**Data for processing:**
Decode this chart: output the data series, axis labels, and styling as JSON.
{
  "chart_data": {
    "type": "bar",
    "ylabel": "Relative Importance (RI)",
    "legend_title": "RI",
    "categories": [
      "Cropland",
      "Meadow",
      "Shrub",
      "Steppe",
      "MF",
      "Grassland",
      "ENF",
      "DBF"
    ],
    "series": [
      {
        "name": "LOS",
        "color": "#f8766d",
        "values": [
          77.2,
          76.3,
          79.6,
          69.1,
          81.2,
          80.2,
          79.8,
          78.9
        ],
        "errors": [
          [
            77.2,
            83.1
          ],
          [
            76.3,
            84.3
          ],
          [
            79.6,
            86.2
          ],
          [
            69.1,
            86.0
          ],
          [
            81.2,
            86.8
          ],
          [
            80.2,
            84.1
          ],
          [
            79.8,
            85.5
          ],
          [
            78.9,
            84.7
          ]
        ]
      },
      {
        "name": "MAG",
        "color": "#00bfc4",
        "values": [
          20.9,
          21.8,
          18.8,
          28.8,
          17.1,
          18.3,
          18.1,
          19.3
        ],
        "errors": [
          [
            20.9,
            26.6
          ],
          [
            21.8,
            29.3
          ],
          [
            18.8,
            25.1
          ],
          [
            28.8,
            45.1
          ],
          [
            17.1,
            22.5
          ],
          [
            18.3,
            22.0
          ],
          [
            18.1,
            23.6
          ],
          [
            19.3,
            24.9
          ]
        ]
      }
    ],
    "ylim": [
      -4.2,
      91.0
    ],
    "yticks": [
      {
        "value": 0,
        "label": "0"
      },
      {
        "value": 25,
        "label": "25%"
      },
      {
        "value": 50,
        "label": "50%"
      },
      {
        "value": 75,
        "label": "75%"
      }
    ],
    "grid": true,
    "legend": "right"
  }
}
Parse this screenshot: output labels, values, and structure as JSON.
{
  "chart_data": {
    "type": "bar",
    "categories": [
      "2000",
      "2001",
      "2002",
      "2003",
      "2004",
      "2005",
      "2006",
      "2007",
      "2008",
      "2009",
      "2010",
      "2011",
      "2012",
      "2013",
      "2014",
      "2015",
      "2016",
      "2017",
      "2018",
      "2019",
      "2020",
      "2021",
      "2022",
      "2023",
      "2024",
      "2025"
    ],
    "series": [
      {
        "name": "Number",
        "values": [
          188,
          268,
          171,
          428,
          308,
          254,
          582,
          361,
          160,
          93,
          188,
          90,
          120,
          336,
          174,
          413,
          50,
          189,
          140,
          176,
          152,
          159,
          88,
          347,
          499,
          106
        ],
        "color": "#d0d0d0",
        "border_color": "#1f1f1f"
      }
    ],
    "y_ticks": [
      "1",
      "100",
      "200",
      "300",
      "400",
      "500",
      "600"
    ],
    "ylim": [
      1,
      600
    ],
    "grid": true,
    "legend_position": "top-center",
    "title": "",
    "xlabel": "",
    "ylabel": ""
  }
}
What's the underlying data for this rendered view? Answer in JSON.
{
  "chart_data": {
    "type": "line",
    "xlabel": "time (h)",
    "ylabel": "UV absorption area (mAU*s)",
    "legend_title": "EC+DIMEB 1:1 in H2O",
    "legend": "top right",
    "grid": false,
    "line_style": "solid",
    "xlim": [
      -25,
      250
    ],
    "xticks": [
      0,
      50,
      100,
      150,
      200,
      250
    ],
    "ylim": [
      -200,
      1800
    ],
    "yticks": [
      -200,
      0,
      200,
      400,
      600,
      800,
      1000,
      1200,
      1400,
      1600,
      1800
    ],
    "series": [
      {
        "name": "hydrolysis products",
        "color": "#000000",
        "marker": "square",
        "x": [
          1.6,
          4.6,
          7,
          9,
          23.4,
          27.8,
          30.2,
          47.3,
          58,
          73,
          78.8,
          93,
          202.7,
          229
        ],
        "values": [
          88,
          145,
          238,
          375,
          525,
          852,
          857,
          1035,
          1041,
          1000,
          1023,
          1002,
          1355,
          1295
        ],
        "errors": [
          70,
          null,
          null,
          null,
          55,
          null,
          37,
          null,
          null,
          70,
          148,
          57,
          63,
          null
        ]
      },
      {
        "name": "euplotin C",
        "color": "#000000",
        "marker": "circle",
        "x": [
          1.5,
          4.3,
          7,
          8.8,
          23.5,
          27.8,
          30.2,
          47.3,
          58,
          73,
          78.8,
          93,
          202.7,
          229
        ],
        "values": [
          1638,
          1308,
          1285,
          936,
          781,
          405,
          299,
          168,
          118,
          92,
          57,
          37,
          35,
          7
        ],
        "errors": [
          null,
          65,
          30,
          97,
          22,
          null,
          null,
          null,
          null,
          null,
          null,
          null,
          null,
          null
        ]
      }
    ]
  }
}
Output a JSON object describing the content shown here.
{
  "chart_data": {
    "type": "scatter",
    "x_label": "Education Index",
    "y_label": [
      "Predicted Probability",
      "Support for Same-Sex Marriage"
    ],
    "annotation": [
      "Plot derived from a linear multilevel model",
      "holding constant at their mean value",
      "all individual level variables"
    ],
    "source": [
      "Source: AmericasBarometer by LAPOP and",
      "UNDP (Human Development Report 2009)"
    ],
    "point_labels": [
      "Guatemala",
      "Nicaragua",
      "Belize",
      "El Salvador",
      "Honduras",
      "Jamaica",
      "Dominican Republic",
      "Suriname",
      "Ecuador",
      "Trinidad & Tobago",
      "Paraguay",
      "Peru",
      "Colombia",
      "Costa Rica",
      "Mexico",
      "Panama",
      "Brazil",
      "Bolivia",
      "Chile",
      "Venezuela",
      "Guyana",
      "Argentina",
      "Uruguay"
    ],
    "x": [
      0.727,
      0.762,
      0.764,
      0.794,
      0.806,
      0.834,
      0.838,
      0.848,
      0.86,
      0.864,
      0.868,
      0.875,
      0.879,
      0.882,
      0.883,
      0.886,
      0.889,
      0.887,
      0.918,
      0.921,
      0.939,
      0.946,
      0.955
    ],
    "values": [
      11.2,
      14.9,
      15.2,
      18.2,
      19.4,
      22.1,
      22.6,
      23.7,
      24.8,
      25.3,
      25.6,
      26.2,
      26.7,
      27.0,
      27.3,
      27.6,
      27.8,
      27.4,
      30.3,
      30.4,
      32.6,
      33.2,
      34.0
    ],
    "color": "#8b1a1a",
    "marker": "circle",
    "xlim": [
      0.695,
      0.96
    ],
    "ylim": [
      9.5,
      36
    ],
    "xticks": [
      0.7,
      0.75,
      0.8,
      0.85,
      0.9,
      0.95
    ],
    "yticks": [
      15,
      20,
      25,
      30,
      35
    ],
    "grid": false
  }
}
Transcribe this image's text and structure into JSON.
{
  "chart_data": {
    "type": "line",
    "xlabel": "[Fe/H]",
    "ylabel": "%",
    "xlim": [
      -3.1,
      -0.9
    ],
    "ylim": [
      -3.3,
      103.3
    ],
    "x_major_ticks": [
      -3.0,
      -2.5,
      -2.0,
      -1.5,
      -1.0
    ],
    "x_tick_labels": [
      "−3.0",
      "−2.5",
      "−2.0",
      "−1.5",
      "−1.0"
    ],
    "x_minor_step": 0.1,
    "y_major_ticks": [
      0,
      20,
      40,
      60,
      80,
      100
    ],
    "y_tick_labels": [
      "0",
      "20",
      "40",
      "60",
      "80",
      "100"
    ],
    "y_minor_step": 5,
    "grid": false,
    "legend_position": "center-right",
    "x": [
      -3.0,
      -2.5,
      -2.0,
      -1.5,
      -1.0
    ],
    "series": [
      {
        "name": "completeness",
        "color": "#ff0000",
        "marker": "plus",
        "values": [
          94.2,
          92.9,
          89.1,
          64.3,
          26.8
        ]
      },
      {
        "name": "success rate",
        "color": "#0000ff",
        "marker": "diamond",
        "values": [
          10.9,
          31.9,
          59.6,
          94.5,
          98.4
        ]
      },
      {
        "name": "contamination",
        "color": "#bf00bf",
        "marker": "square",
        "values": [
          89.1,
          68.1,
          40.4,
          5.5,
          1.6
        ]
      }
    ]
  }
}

**What to work on:** All lines that include "marker" are to be gathered and copied.

**Task result:**
        "marker": "square",
        "marker": "circle",
    "marker": "circle",
        "marker": "plus",
        "marker": "diamond",
        "marker": "square",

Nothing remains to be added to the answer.